What you have to do: Working from the material below, print the lines from the line holding "Serialize everything readable" through its final line, inclusive, exactly and with nothing else; pictures are excluded.

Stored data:
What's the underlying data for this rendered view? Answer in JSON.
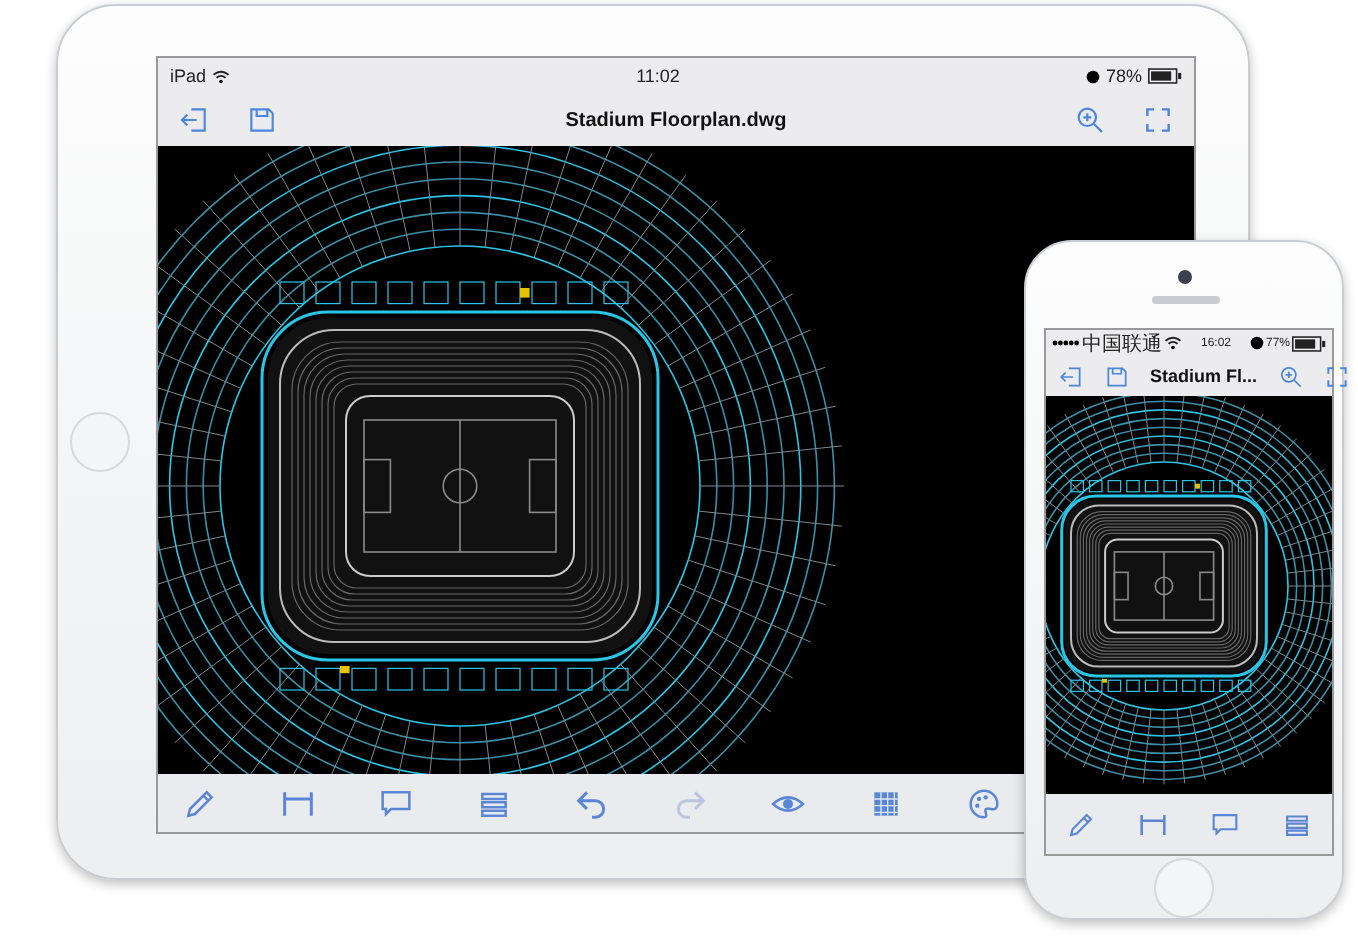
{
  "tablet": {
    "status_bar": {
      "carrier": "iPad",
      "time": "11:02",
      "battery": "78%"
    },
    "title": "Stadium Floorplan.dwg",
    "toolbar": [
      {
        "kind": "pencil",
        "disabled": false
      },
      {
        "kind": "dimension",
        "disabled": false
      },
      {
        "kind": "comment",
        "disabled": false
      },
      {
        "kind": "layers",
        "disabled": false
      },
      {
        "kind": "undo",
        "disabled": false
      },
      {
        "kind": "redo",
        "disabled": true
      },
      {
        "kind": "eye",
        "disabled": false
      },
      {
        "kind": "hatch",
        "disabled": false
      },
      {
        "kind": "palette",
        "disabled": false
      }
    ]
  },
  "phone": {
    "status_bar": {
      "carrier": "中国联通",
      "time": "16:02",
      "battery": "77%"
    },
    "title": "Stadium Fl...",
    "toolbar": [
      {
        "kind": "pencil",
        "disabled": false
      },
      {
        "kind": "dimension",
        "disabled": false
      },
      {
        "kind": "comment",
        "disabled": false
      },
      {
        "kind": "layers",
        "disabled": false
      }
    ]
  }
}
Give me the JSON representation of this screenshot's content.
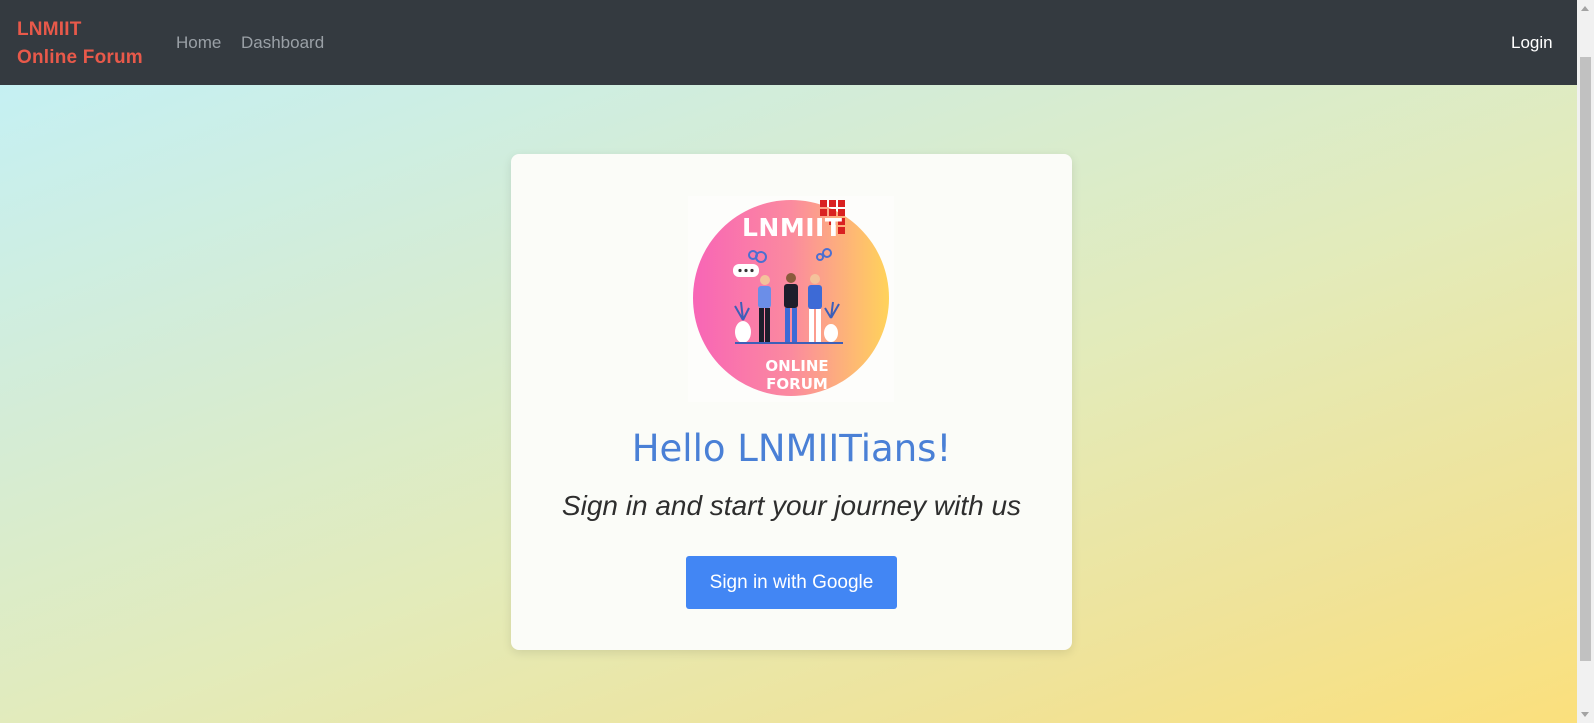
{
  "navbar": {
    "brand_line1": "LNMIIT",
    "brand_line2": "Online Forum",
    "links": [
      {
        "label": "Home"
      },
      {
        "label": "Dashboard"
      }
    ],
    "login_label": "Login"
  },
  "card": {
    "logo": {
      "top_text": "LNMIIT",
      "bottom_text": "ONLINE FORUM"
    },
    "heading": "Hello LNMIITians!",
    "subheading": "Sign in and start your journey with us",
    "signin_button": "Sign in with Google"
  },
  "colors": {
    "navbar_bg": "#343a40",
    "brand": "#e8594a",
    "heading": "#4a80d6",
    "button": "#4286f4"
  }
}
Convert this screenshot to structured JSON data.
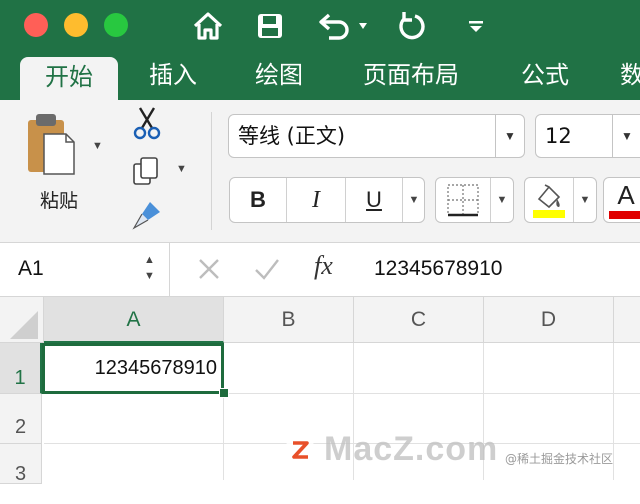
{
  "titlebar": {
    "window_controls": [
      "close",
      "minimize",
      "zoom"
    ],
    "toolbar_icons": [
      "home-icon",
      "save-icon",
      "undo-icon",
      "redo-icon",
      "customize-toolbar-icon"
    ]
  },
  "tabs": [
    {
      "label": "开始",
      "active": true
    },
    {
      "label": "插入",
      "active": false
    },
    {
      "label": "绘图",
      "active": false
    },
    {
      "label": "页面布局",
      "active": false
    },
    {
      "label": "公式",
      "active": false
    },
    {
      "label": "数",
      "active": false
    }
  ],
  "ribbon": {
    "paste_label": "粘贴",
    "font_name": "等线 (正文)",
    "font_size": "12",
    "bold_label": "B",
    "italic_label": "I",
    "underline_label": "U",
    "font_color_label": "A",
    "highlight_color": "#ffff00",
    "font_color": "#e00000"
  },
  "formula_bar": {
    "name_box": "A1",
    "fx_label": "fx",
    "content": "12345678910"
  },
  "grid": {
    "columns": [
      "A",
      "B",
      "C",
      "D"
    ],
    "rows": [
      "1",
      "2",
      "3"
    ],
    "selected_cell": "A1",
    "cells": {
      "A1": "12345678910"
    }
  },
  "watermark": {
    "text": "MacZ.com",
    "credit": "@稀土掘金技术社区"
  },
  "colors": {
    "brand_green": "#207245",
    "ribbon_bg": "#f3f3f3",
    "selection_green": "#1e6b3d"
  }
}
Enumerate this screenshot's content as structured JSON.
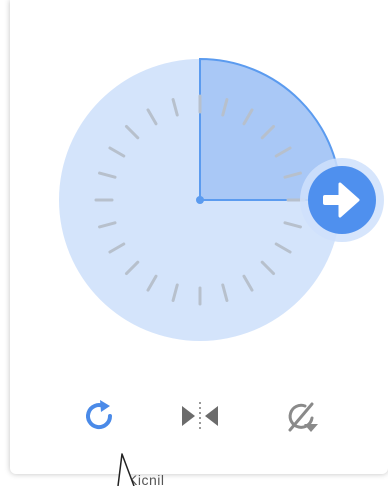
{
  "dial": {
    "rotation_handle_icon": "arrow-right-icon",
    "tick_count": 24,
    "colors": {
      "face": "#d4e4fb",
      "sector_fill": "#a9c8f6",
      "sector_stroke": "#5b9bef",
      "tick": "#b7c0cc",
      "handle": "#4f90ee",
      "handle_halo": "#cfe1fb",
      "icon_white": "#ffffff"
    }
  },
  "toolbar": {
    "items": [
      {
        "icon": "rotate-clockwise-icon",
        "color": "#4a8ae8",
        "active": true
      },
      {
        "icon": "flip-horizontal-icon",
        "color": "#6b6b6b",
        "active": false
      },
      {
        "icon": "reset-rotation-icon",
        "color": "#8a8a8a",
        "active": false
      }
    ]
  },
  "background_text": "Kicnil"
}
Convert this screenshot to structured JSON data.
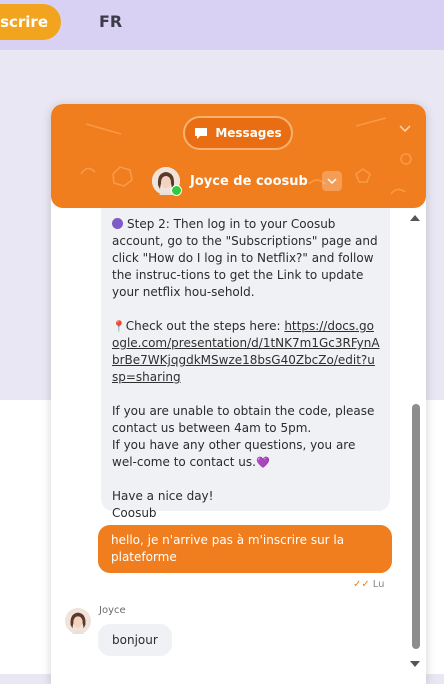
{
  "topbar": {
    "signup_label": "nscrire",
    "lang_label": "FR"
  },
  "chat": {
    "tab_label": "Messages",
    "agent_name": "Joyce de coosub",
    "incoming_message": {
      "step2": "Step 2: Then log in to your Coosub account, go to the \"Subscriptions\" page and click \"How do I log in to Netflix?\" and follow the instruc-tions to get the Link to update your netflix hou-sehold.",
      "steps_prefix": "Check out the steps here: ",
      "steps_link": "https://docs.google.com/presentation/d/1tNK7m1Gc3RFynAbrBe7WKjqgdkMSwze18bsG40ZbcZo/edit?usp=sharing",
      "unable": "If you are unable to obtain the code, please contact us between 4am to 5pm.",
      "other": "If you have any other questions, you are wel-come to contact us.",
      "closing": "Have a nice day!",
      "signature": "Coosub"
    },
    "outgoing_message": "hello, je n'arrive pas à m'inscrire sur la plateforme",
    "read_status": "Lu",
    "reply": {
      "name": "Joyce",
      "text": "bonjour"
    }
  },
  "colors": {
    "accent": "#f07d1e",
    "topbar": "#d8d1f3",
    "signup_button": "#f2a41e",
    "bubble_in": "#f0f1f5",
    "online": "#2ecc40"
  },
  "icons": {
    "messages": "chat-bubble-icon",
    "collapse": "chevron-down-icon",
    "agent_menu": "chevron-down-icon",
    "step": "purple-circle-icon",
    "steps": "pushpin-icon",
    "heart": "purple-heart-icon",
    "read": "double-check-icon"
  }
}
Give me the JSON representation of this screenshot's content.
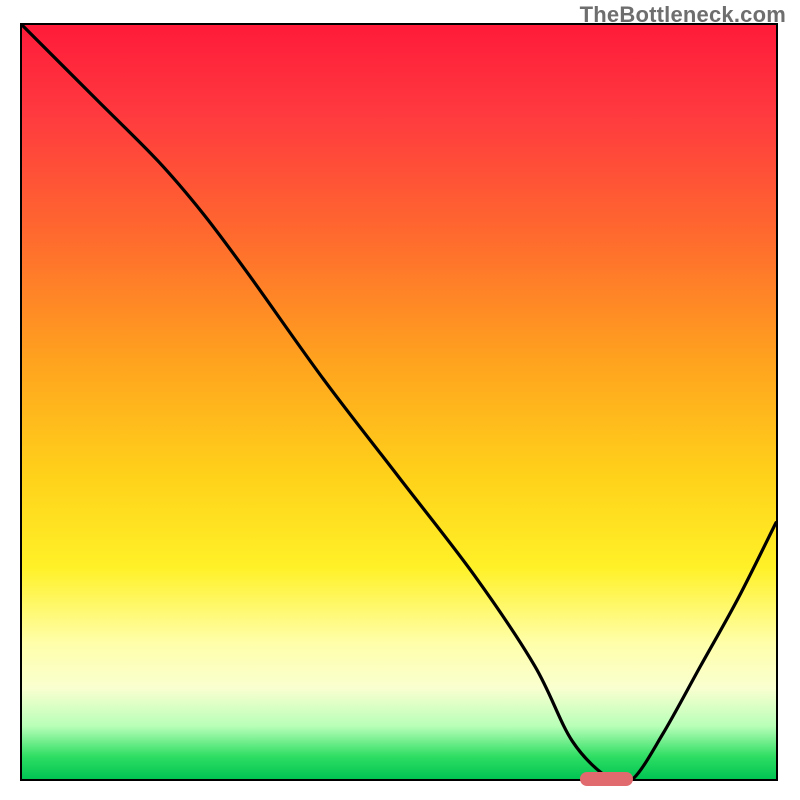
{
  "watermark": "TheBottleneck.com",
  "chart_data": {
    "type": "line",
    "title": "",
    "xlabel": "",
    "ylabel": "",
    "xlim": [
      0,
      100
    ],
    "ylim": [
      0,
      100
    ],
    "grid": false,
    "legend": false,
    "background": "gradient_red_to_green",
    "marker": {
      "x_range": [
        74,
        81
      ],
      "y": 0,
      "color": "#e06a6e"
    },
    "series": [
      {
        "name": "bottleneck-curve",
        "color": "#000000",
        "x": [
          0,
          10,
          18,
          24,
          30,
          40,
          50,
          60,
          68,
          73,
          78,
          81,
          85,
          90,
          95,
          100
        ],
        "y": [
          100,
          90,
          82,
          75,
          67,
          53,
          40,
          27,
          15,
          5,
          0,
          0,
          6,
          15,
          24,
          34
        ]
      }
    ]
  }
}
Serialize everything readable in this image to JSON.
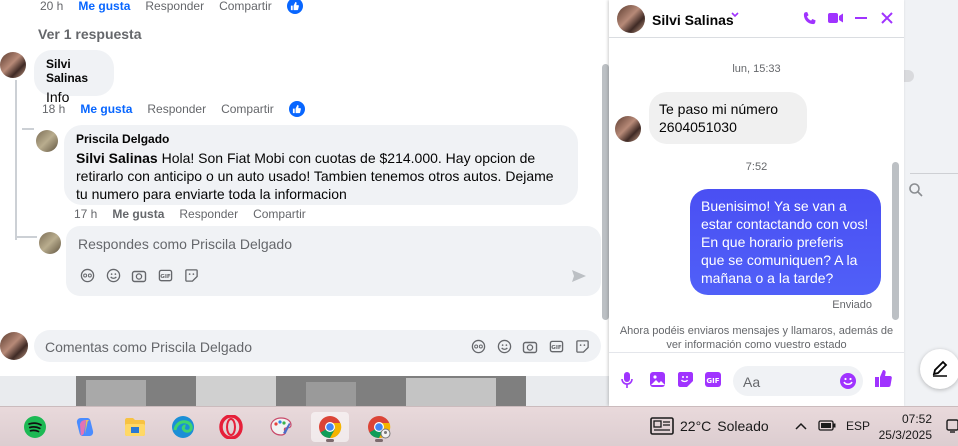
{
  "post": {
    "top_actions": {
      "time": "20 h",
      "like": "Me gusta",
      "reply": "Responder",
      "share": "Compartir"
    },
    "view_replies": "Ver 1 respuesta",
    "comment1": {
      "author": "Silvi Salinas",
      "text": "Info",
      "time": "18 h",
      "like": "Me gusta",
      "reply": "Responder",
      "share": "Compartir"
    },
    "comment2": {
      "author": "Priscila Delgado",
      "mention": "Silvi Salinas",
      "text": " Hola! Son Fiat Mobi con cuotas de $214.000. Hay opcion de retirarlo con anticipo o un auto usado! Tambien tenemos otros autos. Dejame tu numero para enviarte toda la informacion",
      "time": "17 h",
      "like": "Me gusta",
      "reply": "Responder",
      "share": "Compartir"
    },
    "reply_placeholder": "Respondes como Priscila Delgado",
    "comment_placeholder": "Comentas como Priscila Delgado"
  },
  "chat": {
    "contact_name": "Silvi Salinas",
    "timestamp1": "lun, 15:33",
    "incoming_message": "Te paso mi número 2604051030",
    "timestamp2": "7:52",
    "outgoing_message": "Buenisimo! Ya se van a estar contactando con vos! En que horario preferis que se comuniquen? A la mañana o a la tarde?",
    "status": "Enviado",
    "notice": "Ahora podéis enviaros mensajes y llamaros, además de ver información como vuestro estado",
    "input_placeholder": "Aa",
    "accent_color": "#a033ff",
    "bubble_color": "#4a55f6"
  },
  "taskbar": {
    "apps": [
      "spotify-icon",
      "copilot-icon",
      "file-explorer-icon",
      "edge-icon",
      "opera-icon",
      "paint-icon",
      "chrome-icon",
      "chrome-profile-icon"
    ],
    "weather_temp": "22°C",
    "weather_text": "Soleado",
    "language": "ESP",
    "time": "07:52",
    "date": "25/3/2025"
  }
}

Result of this exercise:
Serialize everything readable in this image to JSON.
{
  "post": {
    "top_actions": {
      "time": "20 h",
      "like": "Me gusta",
      "reply": "Responder",
      "share": "Compartir"
    },
    "view_replies": "Ver 1 respuesta",
    "comment1": {
      "author": "Silvi Salinas",
      "text": "Info",
      "time": "18 h",
      "like": "Me gusta",
      "reply": "Responder",
      "share": "Compartir"
    },
    "comment2": {
      "author": "Priscila Delgado",
      "mention": "Silvi Salinas",
      "text": " Hola! Son Fiat Mobi con cuotas de $214.000. Hay opcion de retirarlo con anticipo o un auto usado! Tambien tenemos otros autos. Dejame tu numero para enviarte toda la informacion",
      "time": "17 h",
      "like": "Me gusta",
      "reply": "Responder",
      "share": "Compartir"
    },
    "reply_placeholder": "Respondes como Priscila Delgado",
    "comment_placeholder": "Comentas como Priscila Delgado"
  },
  "chat": {
    "contact_name": "Silvi Salinas",
    "timestamp1": "lun, 15:33",
    "incoming_message": "Te paso mi número 2604051030",
    "timestamp2": "7:52",
    "outgoing_message": "Buenisimo! Ya se van a estar contactando con vos! En que horario preferis que se comuniquen? A la mañana o a la tarde?",
    "status": "Enviado",
    "notice": "Ahora podéis enviaros mensajes y llamaros, además de ver información como vuestro estado",
    "input_placeholder": "Aa",
    "accent_color": "#a033ff",
    "bubble_color": "#4a55f6"
  },
  "taskbar": {
    "apps": [
      "spotify-icon",
      "copilot-icon",
      "file-explorer-icon",
      "edge-icon",
      "opera-icon",
      "paint-icon",
      "chrome-icon",
      "chrome-profile-icon"
    ],
    "weather_temp": "22°C",
    "weather_text": "Soleado",
    "language": "ESP",
    "time": "07:52",
    "date": "25/3/2025"
  }
}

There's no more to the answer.